[Records from a data collection]

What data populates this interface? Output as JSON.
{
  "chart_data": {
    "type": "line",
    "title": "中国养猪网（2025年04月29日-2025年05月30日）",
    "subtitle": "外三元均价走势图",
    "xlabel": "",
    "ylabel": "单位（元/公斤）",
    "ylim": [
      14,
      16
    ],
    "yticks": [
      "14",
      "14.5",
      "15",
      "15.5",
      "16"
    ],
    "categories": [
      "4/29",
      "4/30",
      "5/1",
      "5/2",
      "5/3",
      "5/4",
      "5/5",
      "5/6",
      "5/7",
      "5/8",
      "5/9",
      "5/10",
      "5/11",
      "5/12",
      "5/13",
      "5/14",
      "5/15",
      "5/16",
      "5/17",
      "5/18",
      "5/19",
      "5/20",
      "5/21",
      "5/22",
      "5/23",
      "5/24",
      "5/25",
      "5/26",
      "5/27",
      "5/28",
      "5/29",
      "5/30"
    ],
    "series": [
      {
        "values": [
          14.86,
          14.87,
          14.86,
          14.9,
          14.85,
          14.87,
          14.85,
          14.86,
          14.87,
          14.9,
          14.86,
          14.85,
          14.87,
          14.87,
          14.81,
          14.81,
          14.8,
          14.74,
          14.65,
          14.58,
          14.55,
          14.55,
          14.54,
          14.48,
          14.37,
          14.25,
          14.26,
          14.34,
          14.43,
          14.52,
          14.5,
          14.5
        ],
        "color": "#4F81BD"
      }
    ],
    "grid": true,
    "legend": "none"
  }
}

● TASK GOAL
Repeat the entries above exactly, leaving nothing out.

● IN RESPONSE
What data populates this interface? Output as JSON.
{
  "chart_data": {
    "type": "line",
    "title": "中国养猪网（2025年04月29日-2025年05月30日）",
    "subtitle": "外三元均价走势图",
    "xlabel": "",
    "ylabel": "单位（元/公斤）",
    "ylim": [
      14,
      16
    ],
    "yticks": [
      "14",
      "14.5",
      "15",
      "15.5",
      "16"
    ],
    "categories": [
      "4/29",
      "4/30",
      "5/1",
      "5/2",
      "5/3",
      "5/4",
      "5/5",
      "5/6",
      "5/7",
      "5/8",
      "5/9",
      "5/10",
      "5/11",
      "5/12",
      "5/13",
      "5/14",
      "5/15",
      "5/16",
      "5/17",
      "5/18",
      "5/19",
      "5/20",
      "5/21",
      "5/22",
      "5/23",
      "5/24",
      "5/25",
      "5/26",
      "5/27",
      "5/28",
      "5/29",
      "5/30"
    ],
    "series": [
      {
        "values": [
          14.86,
          14.87,
          14.86,
          14.9,
          14.85,
          14.87,
          14.85,
          14.86,
          14.87,
          14.9,
          14.86,
          14.85,
          14.87,
          14.87,
          14.81,
          14.81,
          14.8,
          14.74,
          14.65,
          14.58,
          14.55,
          14.55,
          14.54,
          14.48,
          14.37,
          14.25,
          14.26,
          14.34,
          14.43,
          14.52,
          14.5,
          14.5
        ],
        "color": "#4F81BD"
      }
    ],
    "grid": true,
    "legend": "none"
  }
}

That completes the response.